## Problem requirements
The records below must be duplicated exactly, character for character.

## Input for this task
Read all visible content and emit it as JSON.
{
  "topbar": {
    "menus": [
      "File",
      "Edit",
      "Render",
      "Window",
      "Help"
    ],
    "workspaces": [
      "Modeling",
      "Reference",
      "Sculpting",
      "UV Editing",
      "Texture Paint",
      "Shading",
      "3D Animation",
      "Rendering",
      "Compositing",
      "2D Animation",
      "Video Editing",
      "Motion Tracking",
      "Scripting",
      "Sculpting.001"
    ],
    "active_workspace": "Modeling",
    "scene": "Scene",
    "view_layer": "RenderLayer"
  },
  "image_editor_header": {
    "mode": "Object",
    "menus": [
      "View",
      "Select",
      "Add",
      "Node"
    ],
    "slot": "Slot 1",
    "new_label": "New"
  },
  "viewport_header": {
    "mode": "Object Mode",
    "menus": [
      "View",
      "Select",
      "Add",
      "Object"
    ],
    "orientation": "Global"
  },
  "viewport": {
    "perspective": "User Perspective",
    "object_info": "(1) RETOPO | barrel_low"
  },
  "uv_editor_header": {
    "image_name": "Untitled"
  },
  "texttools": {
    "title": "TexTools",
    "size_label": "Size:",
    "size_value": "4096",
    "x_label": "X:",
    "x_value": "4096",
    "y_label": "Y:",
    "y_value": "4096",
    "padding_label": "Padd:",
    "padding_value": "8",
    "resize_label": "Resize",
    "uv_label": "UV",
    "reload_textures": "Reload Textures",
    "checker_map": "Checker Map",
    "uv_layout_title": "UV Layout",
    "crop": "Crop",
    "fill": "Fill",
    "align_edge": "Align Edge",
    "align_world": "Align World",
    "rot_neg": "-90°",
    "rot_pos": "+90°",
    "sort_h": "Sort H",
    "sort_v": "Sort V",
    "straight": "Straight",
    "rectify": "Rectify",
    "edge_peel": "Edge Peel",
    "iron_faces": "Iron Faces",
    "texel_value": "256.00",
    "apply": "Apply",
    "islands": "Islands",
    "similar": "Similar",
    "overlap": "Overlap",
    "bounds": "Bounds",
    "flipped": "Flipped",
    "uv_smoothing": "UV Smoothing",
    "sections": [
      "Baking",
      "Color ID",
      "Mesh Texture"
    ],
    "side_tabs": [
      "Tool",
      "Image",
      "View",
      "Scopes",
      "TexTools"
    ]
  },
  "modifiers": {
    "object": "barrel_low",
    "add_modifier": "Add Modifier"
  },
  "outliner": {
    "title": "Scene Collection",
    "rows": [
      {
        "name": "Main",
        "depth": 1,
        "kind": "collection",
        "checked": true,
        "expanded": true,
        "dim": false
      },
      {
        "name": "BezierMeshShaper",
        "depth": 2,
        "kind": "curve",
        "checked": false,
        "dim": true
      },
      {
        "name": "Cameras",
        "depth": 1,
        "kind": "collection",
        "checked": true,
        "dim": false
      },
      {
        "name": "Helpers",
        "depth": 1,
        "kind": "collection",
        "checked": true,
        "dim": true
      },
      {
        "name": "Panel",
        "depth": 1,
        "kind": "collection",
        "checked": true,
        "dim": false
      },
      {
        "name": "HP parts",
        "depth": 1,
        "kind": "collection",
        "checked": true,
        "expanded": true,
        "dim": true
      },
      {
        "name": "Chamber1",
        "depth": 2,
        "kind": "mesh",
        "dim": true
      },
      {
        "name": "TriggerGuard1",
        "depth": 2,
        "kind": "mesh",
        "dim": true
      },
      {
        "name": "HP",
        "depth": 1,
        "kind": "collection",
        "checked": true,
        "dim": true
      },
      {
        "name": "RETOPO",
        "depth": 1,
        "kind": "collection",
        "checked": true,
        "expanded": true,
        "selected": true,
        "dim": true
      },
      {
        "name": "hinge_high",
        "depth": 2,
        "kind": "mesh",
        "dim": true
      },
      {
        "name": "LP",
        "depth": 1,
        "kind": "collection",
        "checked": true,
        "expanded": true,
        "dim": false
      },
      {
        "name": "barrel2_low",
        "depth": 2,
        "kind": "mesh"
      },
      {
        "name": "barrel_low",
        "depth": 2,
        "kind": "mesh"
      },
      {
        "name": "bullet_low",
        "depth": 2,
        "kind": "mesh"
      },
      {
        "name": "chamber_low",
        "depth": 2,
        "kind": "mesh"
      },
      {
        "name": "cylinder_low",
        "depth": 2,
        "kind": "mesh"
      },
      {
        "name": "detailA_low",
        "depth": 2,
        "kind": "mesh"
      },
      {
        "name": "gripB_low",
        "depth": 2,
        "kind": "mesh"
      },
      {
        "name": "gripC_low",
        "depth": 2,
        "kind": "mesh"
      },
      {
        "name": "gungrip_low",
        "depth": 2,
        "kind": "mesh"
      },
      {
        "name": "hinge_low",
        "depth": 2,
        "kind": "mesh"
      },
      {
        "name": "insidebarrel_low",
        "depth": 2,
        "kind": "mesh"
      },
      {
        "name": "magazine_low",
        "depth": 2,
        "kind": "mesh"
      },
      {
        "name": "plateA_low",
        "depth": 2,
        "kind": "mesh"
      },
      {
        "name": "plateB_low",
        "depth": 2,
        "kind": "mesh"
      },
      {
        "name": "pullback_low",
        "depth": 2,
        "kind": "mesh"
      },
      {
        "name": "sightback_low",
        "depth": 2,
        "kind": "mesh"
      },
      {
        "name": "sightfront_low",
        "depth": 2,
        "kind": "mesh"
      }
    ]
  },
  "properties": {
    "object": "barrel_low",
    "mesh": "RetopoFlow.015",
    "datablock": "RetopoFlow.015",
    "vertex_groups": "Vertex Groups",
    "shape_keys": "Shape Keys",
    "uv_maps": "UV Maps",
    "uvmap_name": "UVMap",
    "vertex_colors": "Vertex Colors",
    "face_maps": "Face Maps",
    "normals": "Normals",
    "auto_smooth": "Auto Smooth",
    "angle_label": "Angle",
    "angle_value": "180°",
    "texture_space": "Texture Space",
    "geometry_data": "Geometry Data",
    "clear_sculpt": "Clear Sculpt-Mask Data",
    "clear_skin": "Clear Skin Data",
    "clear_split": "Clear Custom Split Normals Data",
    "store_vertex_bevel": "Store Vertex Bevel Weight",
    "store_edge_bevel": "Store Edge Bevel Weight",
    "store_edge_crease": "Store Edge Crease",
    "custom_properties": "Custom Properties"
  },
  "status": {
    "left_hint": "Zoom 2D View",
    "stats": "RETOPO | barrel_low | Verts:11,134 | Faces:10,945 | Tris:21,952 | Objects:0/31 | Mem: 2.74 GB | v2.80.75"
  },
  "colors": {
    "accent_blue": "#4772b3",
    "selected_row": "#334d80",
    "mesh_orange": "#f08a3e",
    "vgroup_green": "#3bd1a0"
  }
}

## Problem solution
Read all visible content and emit it as JSON.
{
  "topbar": {
    "menus": [
      "File",
      "Edit",
      "Render",
      "Window",
      "Help"
    ],
    "workspaces": [
      "Modeling",
      "Reference",
      "Sculpting",
      "UV Editing",
      "Texture Paint",
      "Shading",
      "3D Animation",
      "Rendering",
      "Compositing",
      "2D Animation",
      "Video Editing",
      "Motion Tracking",
      "Scripting",
      "Sculpting.001"
    ],
    "active_workspace": "Modeling",
    "scene": "Scene",
    "view_layer": "RenderLayer"
  },
  "image_editor_header": {
    "mode": "Object",
    "menus": [
      "View",
      "Select",
      "Add",
      "Node"
    ],
    "slot": "Slot 1",
    "new_label": "New"
  },
  "viewport_header": {
    "mode": "Object Mode",
    "menus": [
      "View",
      "Select",
      "Add",
      "Object"
    ],
    "orientation": "Global"
  },
  "viewport": {
    "perspective": "User Perspective",
    "object_info": "(1) RETOPO | barrel_low"
  },
  "uv_editor_header": {
    "image_name": "Untitled"
  },
  "texttools": {
    "title": "TexTools",
    "size_label": "Size:",
    "size_value": "4096",
    "x_label": "X:",
    "x_value": "4096",
    "y_label": "Y:",
    "y_value": "4096",
    "padding_label": "Padd:",
    "padding_value": "8",
    "resize_label": "Resize",
    "uv_label": "UV",
    "reload_textures": "Reload Textures",
    "checker_map": "Checker Map",
    "uv_layout_title": "UV Layout",
    "crop": "Crop",
    "fill": "Fill",
    "align_edge": "Align Edge",
    "align_world": "Align World",
    "rot_neg": "-90°",
    "rot_pos": "+90°",
    "sort_h": "Sort H",
    "sort_v": "Sort V",
    "straight": "Straight",
    "rectify": "Rectify",
    "edge_peel": "Edge Peel",
    "iron_faces": "Iron Faces",
    "texel_value": "256.00",
    "apply": "Apply",
    "islands": "Islands",
    "similar": "Similar",
    "overlap": "Overlap",
    "bounds": "Bounds",
    "flipped": "Flipped",
    "uv_smoothing": "UV Smoothing",
    "sections": [
      "Baking",
      "Color ID",
      "Mesh Texture"
    ],
    "side_tabs": [
      "Tool",
      "Image",
      "View",
      "Scopes",
      "TexTools"
    ]
  },
  "modifiers": {
    "object": "barrel_low",
    "add_modifier": "Add Modifier"
  },
  "outliner": {
    "title": "Scene Collection",
    "rows": [
      {
        "name": "Main",
        "depth": 1,
        "kind": "collection",
        "checked": true,
        "expanded": true,
        "dim": false
      },
      {
        "name": "BezierMeshShaper",
        "depth": 2,
        "kind": "curve",
        "checked": false,
        "dim": true
      },
      {
        "name": "Cameras",
        "depth": 1,
        "kind": "collection",
        "checked": true,
        "dim": false
      },
      {
        "name": "Helpers",
        "depth": 1,
        "kind": "collection",
        "checked": true,
        "dim": true
      },
      {
        "name": "Panel",
        "depth": 1,
        "kind": "collection",
        "checked": true,
        "dim": false
      },
      {
        "name": "HP parts",
        "depth": 1,
        "kind": "collection",
        "checked": true,
        "expanded": true,
        "dim": true
      },
      {
        "name": "Chamber1",
        "depth": 2,
        "kind": "mesh",
        "dim": true
      },
      {
        "name": "TriggerGuard1",
        "depth": 2,
        "kind": "mesh",
        "dim": true
      },
      {
        "name": "HP",
        "depth": 1,
        "kind": "collection",
        "checked": true,
        "dim": true
      },
      {
        "name": "RETOPO",
        "depth": 1,
        "kind": "collection",
        "checked": true,
        "expanded": true,
        "selected": true,
        "dim": true
      },
      {
        "name": "hinge_high",
        "depth": 2,
        "kind": "mesh",
        "dim": true
      },
      {
        "name": "LP",
        "depth": 1,
        "kind": "collection",
        "checked": true,
        "expanded": true,
        "dim": false
      },
      {
        "name": "barrel2_low",
        "depth": 2,
        "kind": "mesh"
      },
      {
        "name": "barrel_low",
        "depth": 2,
        "kind": "mesh"
      },
      {
        "name": "bullet_low",
        "depth": 2,
        "kind": "mesh"
      },
      {
        "name": "chamber_low",
        "depth": 2,
        "kind": "mesh"
      },
      {
        "name": "cylinder_low",
        "depth": 2,
        "kind": "mesh"
      },
      {
        "name": "detailA_low",
        "depth": 2,
        "kind": "mesh"
      },
      {
        "name": "gripB_low",
        "depth": 2,
        "kind": "mesh"
      },
      {
        "name": "gripC_low",
        "depth": 2,
        "kind": "mesh"
      },
      {
        "name": "gungrip_low",
        "depth": 2,
        "kind": "mesh"
      },
      {
        "name": "hinge_low",
        "depth": 2,
        "kind": "mesh"
      },
      {
        "name": "insidebarrel_low",
        "depth": 2,
        "kind": "mesh"
      },
      {
        "name": "magazine_low",
        "depth": 2,
        "kind": "mesh"
      },
      {
        "name": "plateA_low",
        "depth": 2,
        "kind": "mesh"
      },
      {
        "name": "plateB_low",
        "depth": 2,
        "kind": "mesh"
      },
      {
        "name": "pullback_low",
        "depth": 2,
        "kind": "mesh"
      },
      {
        "name": "sightback_low",
        "depth": 2,
        "kind": "mesh"
      },
      {
        "name": "sightfront_low",
        "depth": 2,
        "kind": "mesh"
      }
    ]
  },
  "properties": {
    "object": "barrel_low",
    "mesh": "RetopoFlow.015",
    "datablock": "RetopoFlow.015",
    "vertex_groups": "Vertex Groups",
    "shape_keys": "Shape Keys",
    "uv_maps": "UV Maps",
    "uvmap_name": "UVMap",
    "vertex_colors": "Vertex Colors",
    "face_maps": "Face Maps",
    "normals": "Normals",
    "auto_smooth": "Auto Smooth",
    "angle_label": "Angle",
    "angle_value": "180°",
    "texture_space": "Texture Space",
    "geometry_data": "Geometry Data",
    "clear_sculpt": "Clear Sculpt-Mask Data",
    "clear_skin": "Clear Skin Data",
    "clear_split": "Clear Custom Split Normals Data",
    "store_vertex_bevel": "Store Vertex Bevel Weight",
    "store_edge_bevel": "Store Edge Bevel Weight",
    "store_edge_crease": "Store Edge Crease",
    "custom_properties": "Custom Properties"
  },
  "status": {
    "left_hint": "Zoom 2D View",
    "stats": "RETOPO | barrel_low | Verts:11,134 | Faces:10,945 | Tris:21,952 | Objects:0/31 | Mem: 2.74 GB | v2.80.75"
  },
  "colors": {
    "accent_blue": "#4772b3",
    "selected_row": "#334d80",
    "mesh_orange": "#f08a3e",
    "vgroup_green": "#3bd1a0"
  }
}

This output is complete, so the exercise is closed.